◆ YOUR OBJECTIVE
Render the material as a numbered list, from its first line through the line containing "paragraph-line: 从理论上分析，按揭贷款所涉及的法律关系较多。第一个法 [250, 273, 1057, 307]", leaving out any blank lines.

━━━━━━━━━━━━━━━━━━━━

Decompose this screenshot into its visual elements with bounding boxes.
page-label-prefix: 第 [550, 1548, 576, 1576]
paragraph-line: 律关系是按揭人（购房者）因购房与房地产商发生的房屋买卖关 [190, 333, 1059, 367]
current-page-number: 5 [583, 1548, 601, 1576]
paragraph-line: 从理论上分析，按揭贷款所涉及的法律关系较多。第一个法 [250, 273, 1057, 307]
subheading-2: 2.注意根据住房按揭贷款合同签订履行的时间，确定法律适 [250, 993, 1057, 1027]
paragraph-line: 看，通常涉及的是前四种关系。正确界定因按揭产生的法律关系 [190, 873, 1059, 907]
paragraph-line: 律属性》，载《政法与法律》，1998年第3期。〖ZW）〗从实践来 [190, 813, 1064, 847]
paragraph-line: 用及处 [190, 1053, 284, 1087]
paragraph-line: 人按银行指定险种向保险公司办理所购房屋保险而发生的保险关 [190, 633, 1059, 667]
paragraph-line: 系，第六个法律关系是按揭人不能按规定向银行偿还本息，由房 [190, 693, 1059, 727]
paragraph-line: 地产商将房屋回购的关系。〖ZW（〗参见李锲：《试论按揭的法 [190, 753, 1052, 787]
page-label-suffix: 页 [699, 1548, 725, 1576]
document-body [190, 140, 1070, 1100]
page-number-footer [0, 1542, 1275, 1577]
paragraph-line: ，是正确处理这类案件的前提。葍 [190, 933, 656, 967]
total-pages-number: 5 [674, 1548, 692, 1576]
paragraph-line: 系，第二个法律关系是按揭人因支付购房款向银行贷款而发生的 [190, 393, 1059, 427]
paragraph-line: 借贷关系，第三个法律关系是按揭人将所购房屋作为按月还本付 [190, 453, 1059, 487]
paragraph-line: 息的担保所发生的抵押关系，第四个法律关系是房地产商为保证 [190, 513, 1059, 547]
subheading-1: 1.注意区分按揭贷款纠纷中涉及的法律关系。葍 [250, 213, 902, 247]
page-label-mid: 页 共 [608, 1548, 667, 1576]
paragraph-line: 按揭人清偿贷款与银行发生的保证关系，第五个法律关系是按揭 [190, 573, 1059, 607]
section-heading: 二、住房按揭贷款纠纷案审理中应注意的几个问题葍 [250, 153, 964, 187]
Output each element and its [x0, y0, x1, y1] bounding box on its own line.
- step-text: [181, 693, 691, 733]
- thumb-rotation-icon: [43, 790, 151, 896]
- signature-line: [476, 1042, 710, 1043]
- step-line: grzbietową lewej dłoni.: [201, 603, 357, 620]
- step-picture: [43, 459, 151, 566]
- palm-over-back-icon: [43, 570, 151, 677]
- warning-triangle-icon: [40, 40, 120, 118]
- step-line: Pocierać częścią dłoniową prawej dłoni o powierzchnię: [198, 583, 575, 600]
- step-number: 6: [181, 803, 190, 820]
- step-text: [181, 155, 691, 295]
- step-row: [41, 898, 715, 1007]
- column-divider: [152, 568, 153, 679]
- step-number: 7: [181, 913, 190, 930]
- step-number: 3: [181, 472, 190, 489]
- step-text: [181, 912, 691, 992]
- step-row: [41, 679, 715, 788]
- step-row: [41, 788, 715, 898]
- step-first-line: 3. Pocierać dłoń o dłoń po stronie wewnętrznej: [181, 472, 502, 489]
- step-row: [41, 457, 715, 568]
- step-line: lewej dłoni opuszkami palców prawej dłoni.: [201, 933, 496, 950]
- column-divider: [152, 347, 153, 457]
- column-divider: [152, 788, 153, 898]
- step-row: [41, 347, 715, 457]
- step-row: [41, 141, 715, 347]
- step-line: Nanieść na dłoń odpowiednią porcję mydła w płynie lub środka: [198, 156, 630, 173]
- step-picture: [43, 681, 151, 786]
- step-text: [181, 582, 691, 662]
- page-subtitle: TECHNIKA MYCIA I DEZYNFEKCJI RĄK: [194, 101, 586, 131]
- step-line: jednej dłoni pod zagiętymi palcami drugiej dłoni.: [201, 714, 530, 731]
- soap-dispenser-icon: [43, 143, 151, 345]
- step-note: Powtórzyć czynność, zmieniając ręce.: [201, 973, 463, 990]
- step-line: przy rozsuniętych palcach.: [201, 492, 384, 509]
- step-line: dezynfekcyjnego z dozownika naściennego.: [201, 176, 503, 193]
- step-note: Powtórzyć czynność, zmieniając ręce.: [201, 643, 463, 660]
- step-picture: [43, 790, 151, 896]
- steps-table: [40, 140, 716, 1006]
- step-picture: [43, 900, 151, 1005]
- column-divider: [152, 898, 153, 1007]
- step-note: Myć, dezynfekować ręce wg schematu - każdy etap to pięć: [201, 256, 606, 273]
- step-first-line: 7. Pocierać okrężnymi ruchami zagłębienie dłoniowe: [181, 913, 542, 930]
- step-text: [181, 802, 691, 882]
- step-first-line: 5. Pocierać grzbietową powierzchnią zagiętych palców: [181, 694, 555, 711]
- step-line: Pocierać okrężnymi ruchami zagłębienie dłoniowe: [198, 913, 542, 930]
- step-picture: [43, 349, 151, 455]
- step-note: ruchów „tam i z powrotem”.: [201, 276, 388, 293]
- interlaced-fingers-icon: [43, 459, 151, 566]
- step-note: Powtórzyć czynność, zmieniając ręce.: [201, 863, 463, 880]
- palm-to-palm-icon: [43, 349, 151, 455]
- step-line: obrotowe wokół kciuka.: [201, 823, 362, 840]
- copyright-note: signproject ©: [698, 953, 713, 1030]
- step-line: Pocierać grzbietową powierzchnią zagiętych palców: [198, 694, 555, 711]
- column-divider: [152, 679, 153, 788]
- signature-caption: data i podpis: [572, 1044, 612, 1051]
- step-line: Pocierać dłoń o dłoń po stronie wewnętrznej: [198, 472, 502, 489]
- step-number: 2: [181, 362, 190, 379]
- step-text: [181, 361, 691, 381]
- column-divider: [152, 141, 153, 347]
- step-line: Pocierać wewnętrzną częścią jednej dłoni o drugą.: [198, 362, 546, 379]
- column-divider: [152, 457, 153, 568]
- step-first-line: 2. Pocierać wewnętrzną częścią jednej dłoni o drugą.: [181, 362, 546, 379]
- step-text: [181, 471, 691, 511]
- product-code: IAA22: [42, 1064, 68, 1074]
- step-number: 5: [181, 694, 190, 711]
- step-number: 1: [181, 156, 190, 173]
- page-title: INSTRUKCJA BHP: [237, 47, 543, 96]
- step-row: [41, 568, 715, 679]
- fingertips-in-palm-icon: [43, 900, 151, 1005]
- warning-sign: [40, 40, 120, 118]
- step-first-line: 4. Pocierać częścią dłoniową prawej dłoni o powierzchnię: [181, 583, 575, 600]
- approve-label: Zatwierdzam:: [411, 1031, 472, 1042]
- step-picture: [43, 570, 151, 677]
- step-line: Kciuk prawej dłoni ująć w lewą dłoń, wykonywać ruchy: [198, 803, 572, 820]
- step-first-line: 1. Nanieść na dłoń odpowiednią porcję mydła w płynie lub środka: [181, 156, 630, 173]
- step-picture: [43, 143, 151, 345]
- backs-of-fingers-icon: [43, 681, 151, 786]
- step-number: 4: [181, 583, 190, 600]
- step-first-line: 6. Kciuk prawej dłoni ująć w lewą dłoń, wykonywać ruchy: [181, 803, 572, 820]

━━━━━━━━━━━━━━━━━━━━

◆ RESPONSE TO THE TASK
1. Decompose this screenshot into its visual elements with bounding boxes.
2. page-label-prefix: 第 [550, 1548, 576, 1576]
3. paragraph-line: 律关系是按揭人（购房者）因购房与房地产商发生的房屋买卖关 [190, 333, 1059, 367]
4. current-page-number: 5 [583, 1548, 601, 1576]
5. paragraph-line: 从理论上分析，按揭贷款所涉及的法律关系较多。第一个法 [250, 273, 1057, 307]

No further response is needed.